(Source records)
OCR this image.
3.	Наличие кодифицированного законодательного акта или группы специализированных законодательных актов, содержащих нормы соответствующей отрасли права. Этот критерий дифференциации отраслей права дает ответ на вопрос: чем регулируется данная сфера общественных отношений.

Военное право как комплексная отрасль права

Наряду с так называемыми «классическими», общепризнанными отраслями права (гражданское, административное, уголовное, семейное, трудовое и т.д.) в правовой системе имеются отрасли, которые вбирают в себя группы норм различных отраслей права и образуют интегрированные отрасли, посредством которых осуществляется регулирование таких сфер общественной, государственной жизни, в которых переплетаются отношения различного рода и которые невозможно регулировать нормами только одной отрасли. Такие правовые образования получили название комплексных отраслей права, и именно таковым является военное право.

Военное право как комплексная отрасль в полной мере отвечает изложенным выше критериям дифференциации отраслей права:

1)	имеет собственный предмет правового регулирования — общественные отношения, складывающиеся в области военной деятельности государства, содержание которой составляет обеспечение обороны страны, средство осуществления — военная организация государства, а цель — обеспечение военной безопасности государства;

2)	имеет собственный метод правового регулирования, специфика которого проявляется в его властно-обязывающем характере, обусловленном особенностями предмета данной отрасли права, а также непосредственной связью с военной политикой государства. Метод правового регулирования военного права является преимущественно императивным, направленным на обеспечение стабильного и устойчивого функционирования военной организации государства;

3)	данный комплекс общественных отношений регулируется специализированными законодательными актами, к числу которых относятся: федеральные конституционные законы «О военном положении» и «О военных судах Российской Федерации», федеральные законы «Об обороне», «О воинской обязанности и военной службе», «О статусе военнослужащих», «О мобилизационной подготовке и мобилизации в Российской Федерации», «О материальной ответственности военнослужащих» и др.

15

• **Your instructions**
Copy every record above exactly as it appears.

• **Solved problem**
OCR this image.
3.	Наличие кодифицированного законодательного акта или группы специализированных законодательных актов, содержащих нормы соответствующей отрасли права. Этот критерий дифференциации отраслей права дает ответ на вопрос: чем регулируется данная сфера общественных отношений.

Военное право как комплексная отрасль права

Наряду с так называемыми «классическими», общепризнанными отраслями права (гражданское, административное, уголовное, семейное, трудовое и т.д.) в правовой системе имеются отрасли, которые вбирают в себя группы норм различных отраслей права и образуют интегрированные отрасли, посредством которых осуществляется регулирование таких сфер общественной, государственной жизни, в которых переплетаются отношения различного рода и которые невозможно регулировать нормами только одной отрасли. Такие правовые образования получили название комплексных отраслей права, и именно таковым является военное право.

Военное право как комплексная отрасль в полной мере отвечает изложенным выше критериям дифференциации отраслей права:

1)	имеет собственный предмет правового регулирования — общественные отношения, складывающиеся в области военной деятельности государства, содержание которой составляет обеспечение обороны страны, средство осуществления — военная организация государства, а цель — обеспечение военной безопасности государства;

2)	имеет собственный метод правового регулирования, специфика которого проявляется в его властно-обязывающем характере, обусловленном особенностями предмета данной отрасли права, а также непосредственной связью с военной политикой государства. Метод правового регулирования военного права является преимущественно императивным, направленным на обеспечение стабильного и устойчивого функционирования военной организации государства;

3)	данный комплекс общественных отношений регулируется специализированными законодательными актами, к числу которых относятся: федеральные конституционные законы «О военном положении» и «О военных судах Российской Федерации», федеральные законы «Об обороне», «О воинской обязанности и военной службе», «О статусе военнослужащих», «О мобилизационной подготовке и мобилизации в Российской Федерации», «О материальной ответственности военнослужащих» и др.

15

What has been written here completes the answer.